Transcribe the material exactly. Images do not belong in the copy.
** begin **
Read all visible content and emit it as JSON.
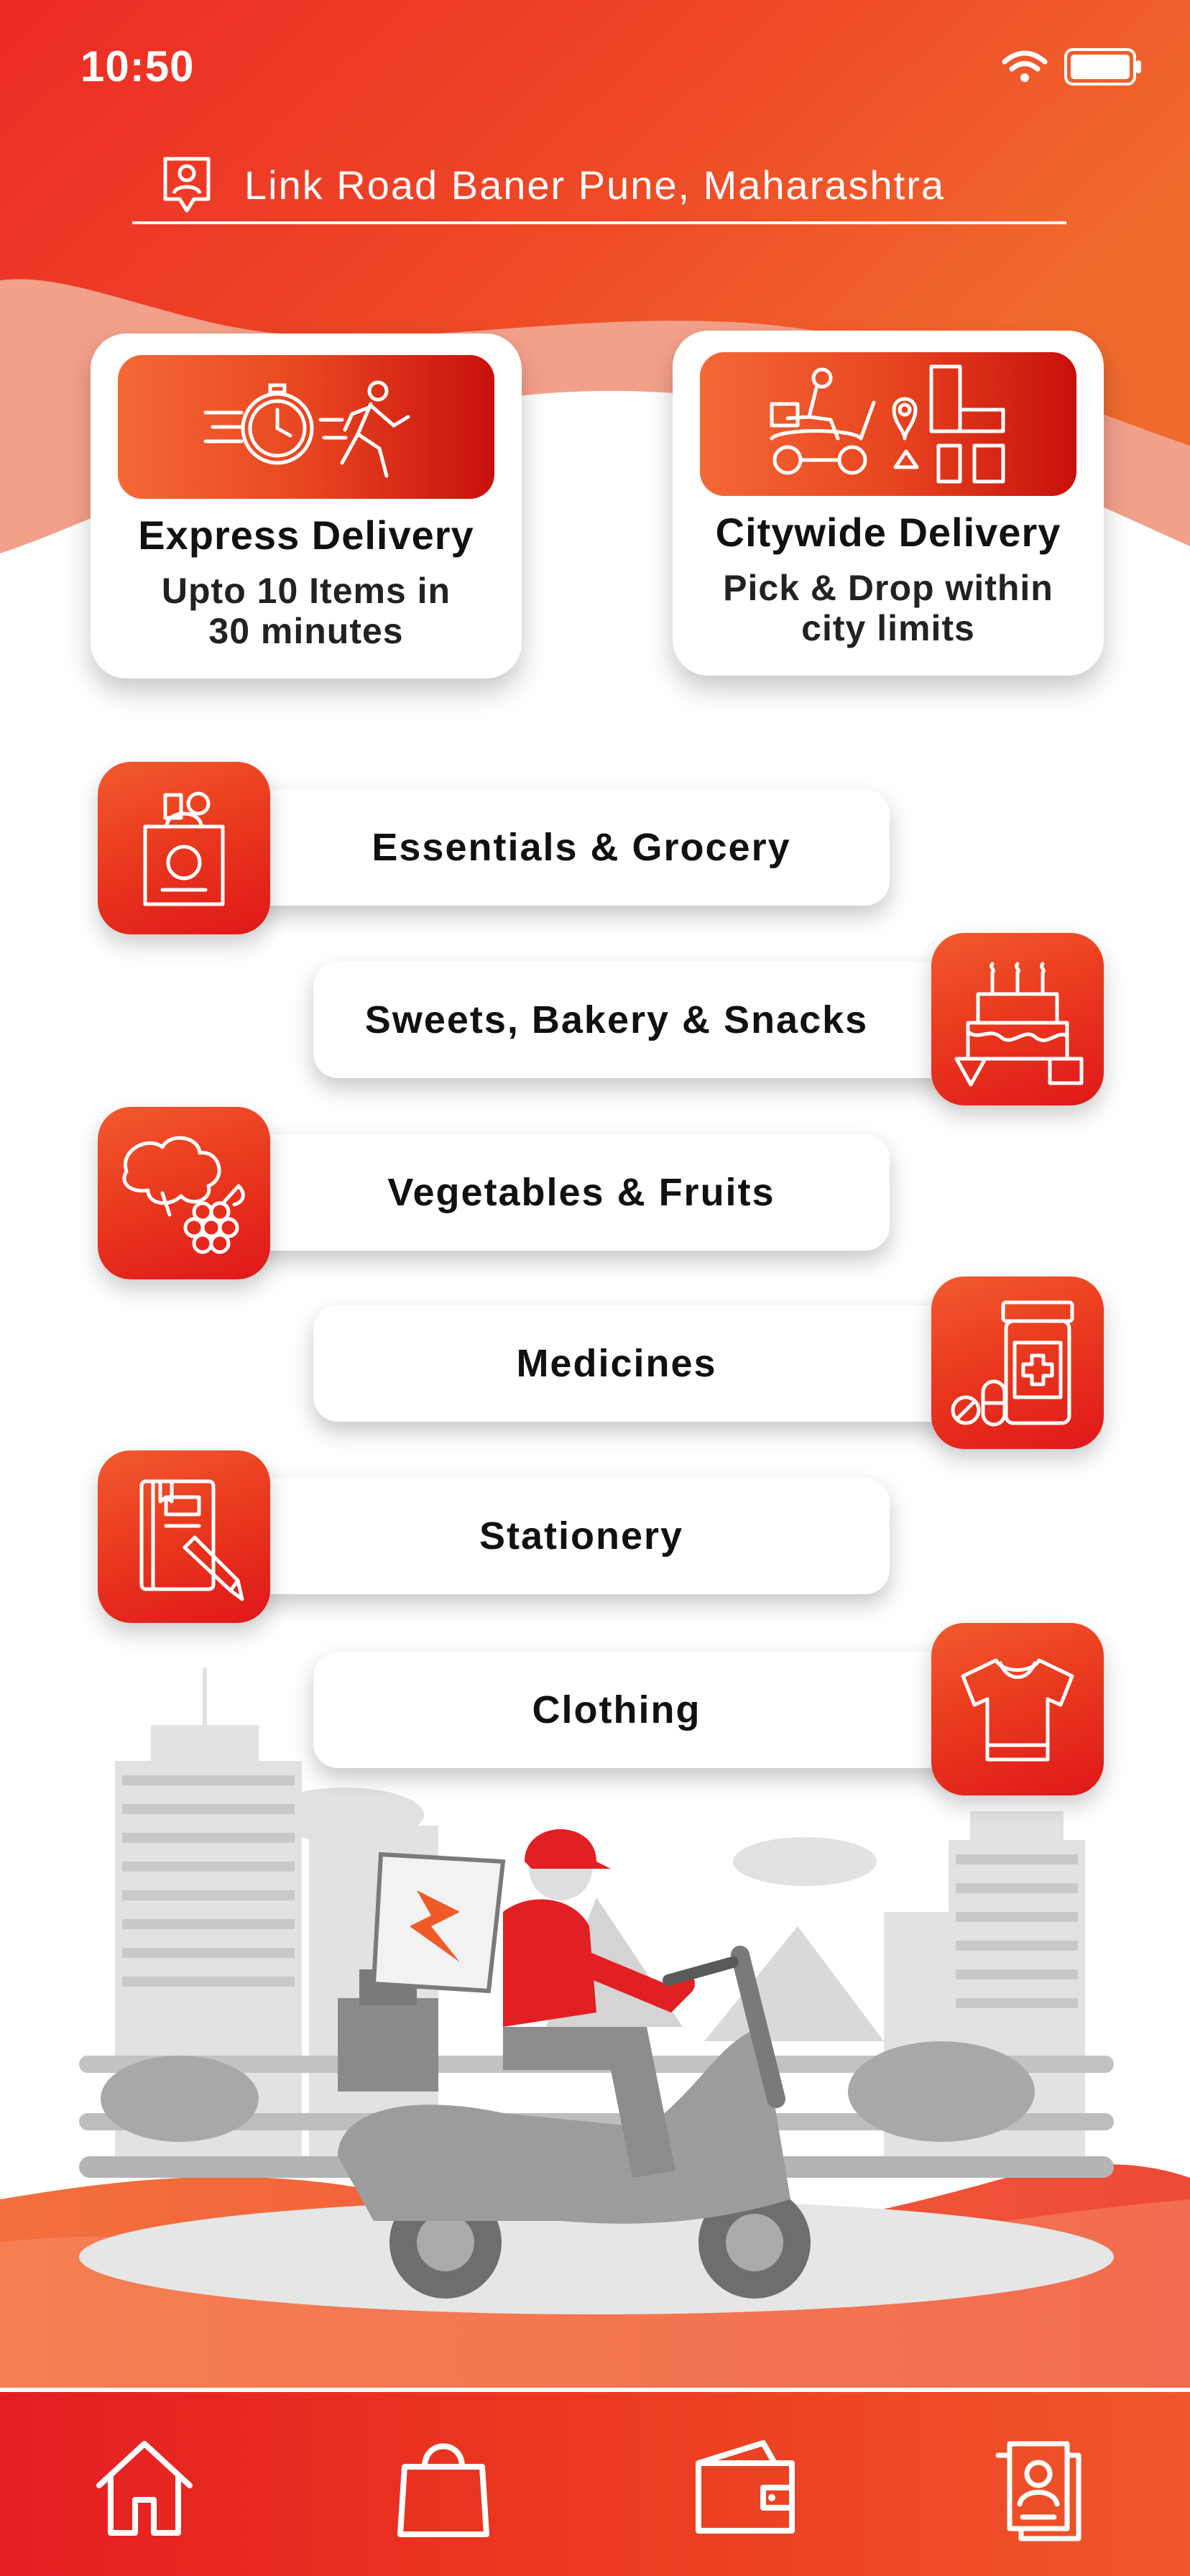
{
  "status_bar": {
    "time": "10:50",
    "wifi_icon": "wifi-icon",
    "battery_icon": "battery-icon"
  },
  "location": {
    "text": "Link Road Baner Pune, Maharashtra",
    "icon": "location-pin-icon"
  },
  "services": [
    {
      "title": "Express Delivery",
      "subtitle_line1": "Upto 10 Items in",
      "subtitle_line2": "30 minutes",
      "icon": "stopwatch-runner-icon"
    },
    {
      "title": "Citywide Delivery",
      "subtitle_line1": "Pick & Drop within",
      "subtitle_line2": "city limits",
      "icon": "scooter-city-map-icon"
    }
  ],
  "categories": [
    {
      "label": "Essentials & Grocery",
      "icon": "grocery-bag-icon"
    },
    {
      "label": "Sweets, Bakery & Snacks",
      "icon": "cake-icon"
    },
    {
      "label": "Vegetables & Fruits",
      "icon": "vegetables-fruits-icon"
    },
    {
      "label": "Medicines",
      "icon": "medicine-bottle-icon"
    },
    {
      "label": "Stationery",
      "icon": "book-pen-icon"
    },
    {
      "label": "Clothing",
      "icon": "t-shirt-icon"
    }
  ],
  "bottom_nav": [
    {
      "name": "home",
      "icon": "home-icon"
    },
    {
      "name": "orders",
      "icon": "shopping-bag-icon"
    },
    {
      "name": "wallet",
      "icon": "wallet-icon"
    },
    {
      "name": "profile",
      "icon": "profile-document-icon"
    }
  ],
  "colors": {
    "primary_red": "#e8231f",
    "primary_orange": "#f05a28",
    "white": "#ffffff"
  }
}
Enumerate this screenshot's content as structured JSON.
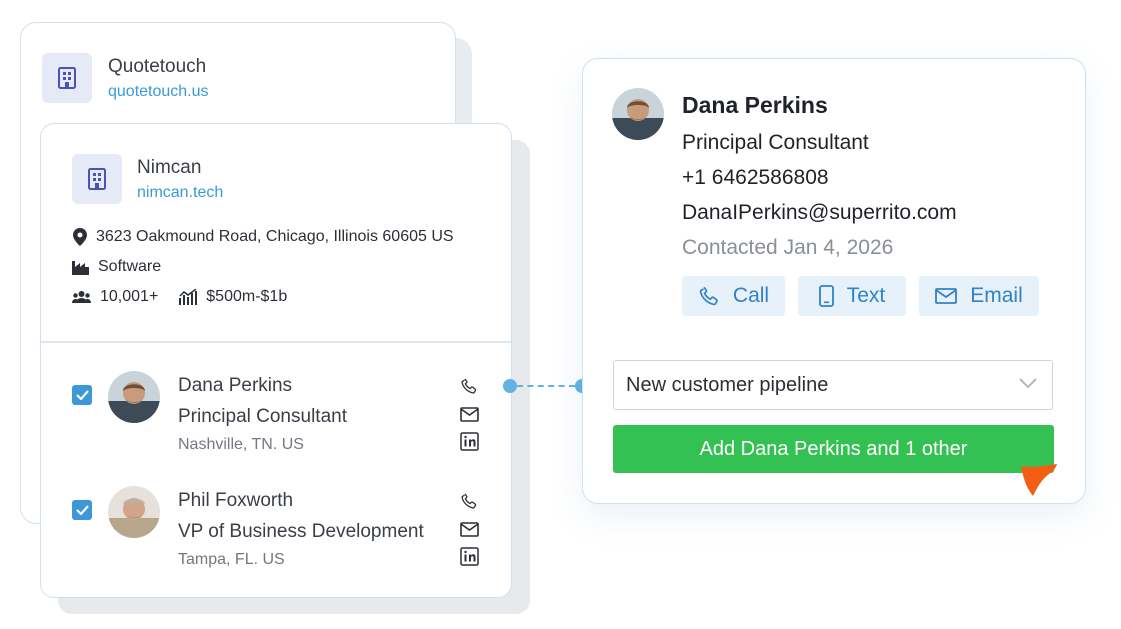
{
  "company_back": {
    "name": "Quotetouch",
    "domain": "quotetouch.us"
  },
  "company_front": {
    "name": "Nimcan",
    "domain": "nimcan.tech",
    "address": "3623 Oakmound Road, Chicago, Illinois 60605 US",
    "industry": "Software",
    "employees": "10,001+",
    "revenue": "$500m-$1b"
  },
  "contacts": [
    {
      "name": "Dana Perkins",
      "title": "Principal Consultant",
      "location": "Nashville, TN. US",
      "checked": true
    },
    {
      "name": "Phil Foxworth",
      "title": "VP of Business Development",
      "location": "Tampa, FL. US",
      "checked": true
    }
  ],
  "detail": {
    "name": "Dana Perkins",
    "title": "Principal Consultant",
    "phone": "+1 6462586808",
    "email": "DanaIPerkins@superrito.com",
    "contacted": "Contacted Jan 4, 2026",
    "actions": {
      "call": "Call",
      "text": "Text",
      "email": "Email"
    },
    "pipeline": {
      "selected": "New customer pipeline"
    },
    "add_button": "Add Dana Perkins and 1 other"
  },
  "colors": {
    "accent_blue": "#3d98d8",
    "link_blue": "#3a9ad9",
    "add_green": "#34c154",
    "cursor_orange": "#f35f12"
  }
}
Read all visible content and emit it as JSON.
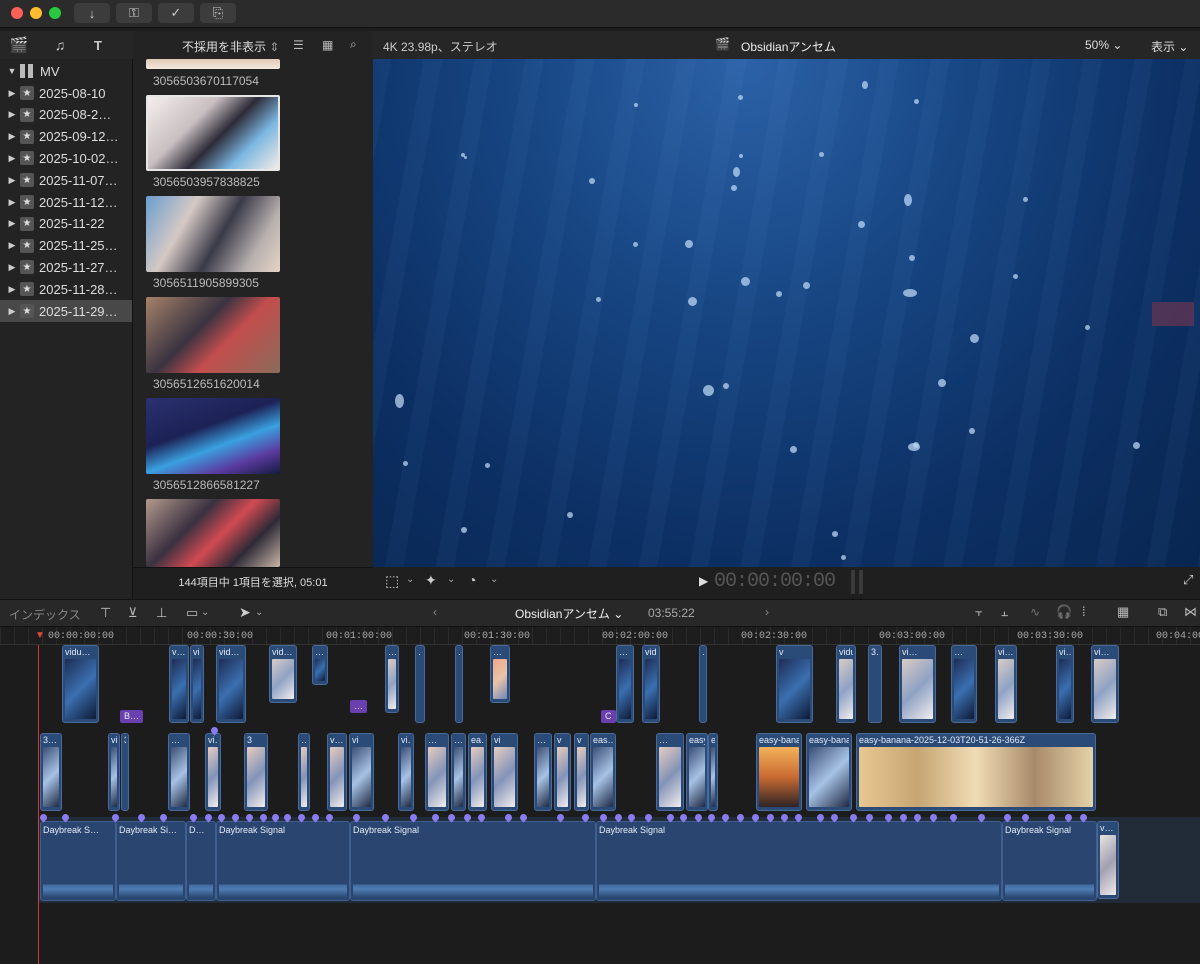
{
  "toolbar": {
    "buttons": [
      "import-icon",
      "key-icon",
      "check-icon",
      "share-icon"
    ]
  },
  "browser": {
    "filter_label": "不採用を非表示",
    "status": "144項目中 1項目を選択, 05:01",
    "clips": [
      {
        "label": "3056503670117054"
      },
      {
        "label": "3056503957838825"
      },
      {
        "label": "3056511905899305"
      },
      {
        "label": "3056512651620014"
      },
      {
        "label": "3056512866581227"
      },
      {
        "label": ""
      }
    ]
  },
  "library": {
    "name": "MV",
    "events": [
      "2025-08-10",
      "2025-08-2…",
      "2025-09-12…",
      "2025-10-02…",
      "2025-11-07…",
      "2025-11-12…",
      "2025-11-22",
      "2025-11-25…",
      "2025-11-27…",
      "2025-11-28…",
      "2025-11-29…"
    ]
  },
  "viewer": {
    "format": "4K 23.98p、ステレオ",
    "project": "Obsidianアンセム",
    "zoom": "50%",
    "view_menu": "表示",
    "timecode": "00:00:00:00"
  },
  "timeline": {
    "index_label": "インデックス",
    "project": "Obsidianアンセム",
    "duration": "03:55:22",
    "ruler": [
      "00:00:00:00",
      "00:00:30:00",
      "00:01:00:00",
      "00:01:30:00",
      "00:02:00:00",
      "00:02:30:00",
      "00:03:00:00",
      "00:03:30:00",
      "00:04:00"
    ],
    "upper_clips": [
      "vidu…",
      "v…",
      "vi",
      "vid…",
      "vid…",
      "…",
      "…",
      "…",
      "…",
      "…",
      "…",
      "vidu…",
      "…",
      "v",
      "vidu…",
      "3…",
      "vi…",
      "…",
      "vi…"
    ],
    "main_clips": [
      "3…",
      "vi",
      "3…",
      "…",
      "vi…",
      "3",
      "…",
      "v…",
      "vi",
      "vi…",
      "…",
      "…",
      "ea…",
      "vi",
      "…",
      "v",
      "v",
      "eas…",
      "…",
      "easy-b…",
      "easy-b…",
      "easy-banana-2025-12-03T20-51-26-366Z"
    ],
    "audio_clips": [
      "Daybreak S…",
      "Daybreak Si…",
      "D…",
      "Daybreak Signal",
      "Daybreak Signal",
      "Daybreak Signal",
      "Daybreak Signal",
      "v…"
    ],
    "badges": [
      "B…",
      "…",
      "C"
    ]
  }
}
** end **
• _EXERCISE RESULT_:
Read all visible content and emit it as JSON.
{
  "status_bar": {
    "time": "10:50",
    "wifi_icon": "wifi-icon",
    "battery_icon": "battery-icon"
  },
  "location": {
    "text": "Link Road Baner Pune, Maharashtra",
    "icon": "location-pin-icon"
  },
  "services": [
    {
      "title": "Express Delivery",
      "subtitle_line1": "Upto 10 Items in",
      "subtitle_line2": "30 minutes",
      "icon": "stopwatch-runner-icon"
    },
    {
      "title": "Citywide Delivery",
      "subtitle_line1": "Pick & Drop within",
      "subtitle_line2": "city limits",
      "icon": "scooter-city-map-icon"
    }
  ],
  "categories": [
    {
      "label": "Essentials & Grocery",
      "icon": "grocery-bag-icon"
    },
    {
      "label": "Sweets, Bakery & Snacks",
      "icon": "cake-icon"
    },
    {
      "label": "Vegetables & Fruits",
      "icon": "vegetables-fruits-icon"
    },
    {
      "label": "Medicines",
      "icon": "medicine-bottle-icon"
    },
    {
      "label": "Stationery",
      "icon": "book-pen-icon"
    },
    {
      "label": "Clothing",
      "icon": "t-shirt-icon"
    }
  ],
  "bottom_nav": [
    {
      "name": "home",
      "icon": "home-icon"
    },
    {
      "name": "orders",
      "icon": "shopping-bag-icon"
    },
    {
      "name": "wallet",
      "icon": "wallet-icon"
    },
    {
      "name": "profile",
      "icon": "profile-document-icon"
    }
  ],
  "colors": {
    "primary_red": "#e8231f",
    "primary_orange": "#f05a28",
    "white": "#ffffff"
  }
}
Enumerate this screenshot's content as structured JSON.
{
  "company_back": {
    "name": "Quotetouch",
    "domain": "quotetouch.us"
  },
  "company_front": {
    "name": "Nimcan",
    "domain": "nimcan.tech",
    "address": "3623 Oakmound Road, Chicago, Illinois 60605 US",
    "industry": "Software",
    "employees": "10,001+",
    "revenue": "$500m-$1b"
  },
  "contacts": [
    {
      "name": "Dana Perkins",
      "title": "Principal Consultant",
      "location": "Nashville, TN. US",
      "checked": true
    },
    {
      "name": "Phil Foxworth",
      "title": "VP of Business Development",
      "location": "Tampa, FL. US",
      "checked": true
    }
  ],
  "detail": {
    "name": "Dana Perkins",
    "title": "Principal Consultant",
    "phone": "+1 6462586808",
    "email": "DanaIPerkins@superrito.com",
    "contacted": "Contacted Jan 4, 2026",
    "actions": {
      "call": "Call",
      "text": "Text",
      "email": "Email"
    },
    "pipeline": {
      "selected": "New customer pipeline"
    },
    "add_button": "Add Dana Perkins and 1 other"
  },
  "colors": {
    "accent_blue": "#3d98d8",
    "link_blue": "#3a9ad9",
    "add_green": "#34c154",
    "cursor_orange": "#f35f12"
  }
}
Read all visible content and emit it as JSON.
{
  "toolbar": {
    "buttons": [
      "import-icon",
      "key-icon",
      "check-icon",
      "share-icon"
    ]
  },
  "browser": {
    "filter_label": "不採用を非表示",
    "status": "144項目中 1項目を選択, 05:01",
    "clips": [
      {
        "label": "3056503670117054"
      },
      {
        "label": "3056503957838825"
      },
      {
        "label": "3056511905899305"
      },
      {
        "label": "3056512651620014"
      },
      {
        "label": "3056512866581227"
      },
      {
        "label": ""
      }
    ]
  },
  "library": {
    "name": "MV",
    "events": [
      "2025-08-10",
      "2025-08-2…",
      "2025-09-12…",
      "2025-10-02…",
      "2025-11-07…",
      "2025-11-12…",
      "2025-11-22",
      "2025-11-25…",
      "2025-11-27…",
      "2025-11-28…",
      "2025-11-29…"
    ]
  },
  "viewer": {
    "format": "4K 23.98p、ステレオ",
    "project": "Obsidianアンセム",
    "zoom": "50%",
    "view_menu": "表示",
    "timecode": "00:00:00:00"
  },
  "timeline": {
    "index_label": "インデックス",
    "project": "Obsidianアンセム",
    "duration": "03:55:22",
    "ruler": [
      "00:00:00:00",
      "00:00:30:00",
      "00:01:00:00",
      "00:01:30:00",
      "00:02:00:00",
      "00:02:30:00",
      "00:03:00:00",
      "00:03:30:00",
      "00:04:00"
    ],
    "upper_clips": [
      "vidu…",
      "v…",
      "vi",
      "vid…",
      "vid…",
      "…",
      "…",
      "…",
      "…",
      "…",
      "…",
      "vidu…",
      "…",
      "v",
      "vidu…",
      "3…",
      "vi…",
      "…",
      "vi…"
    ],
    "main_clips": [
      "3…",
      "vi",
      "3…",
      "…",
      "vi…",
      "3",
      "…",
      "v…",
      "vi",
      "vi…",
      "…",
      "…",
      "ea…",
      "vi",
      "…",
      "v",
      "v",
      "eas…",
      "…",
      "easy-b…",
      "easy-b…",
      "easy-banana-2025-12-03T20-51-26-366Z"
    ],
    "audio_clips": [
      "Daybreak S…",
      "Daybreak Si…",
      "D…",
      "Daybreak Signal",
      "Daybreak Signal",
      "Daybreak Signal",
      "Daybreak Signal",
      "v…"
    ],
    "badges": [
      "B…",
      "…",
      "C"
    ]
  }
}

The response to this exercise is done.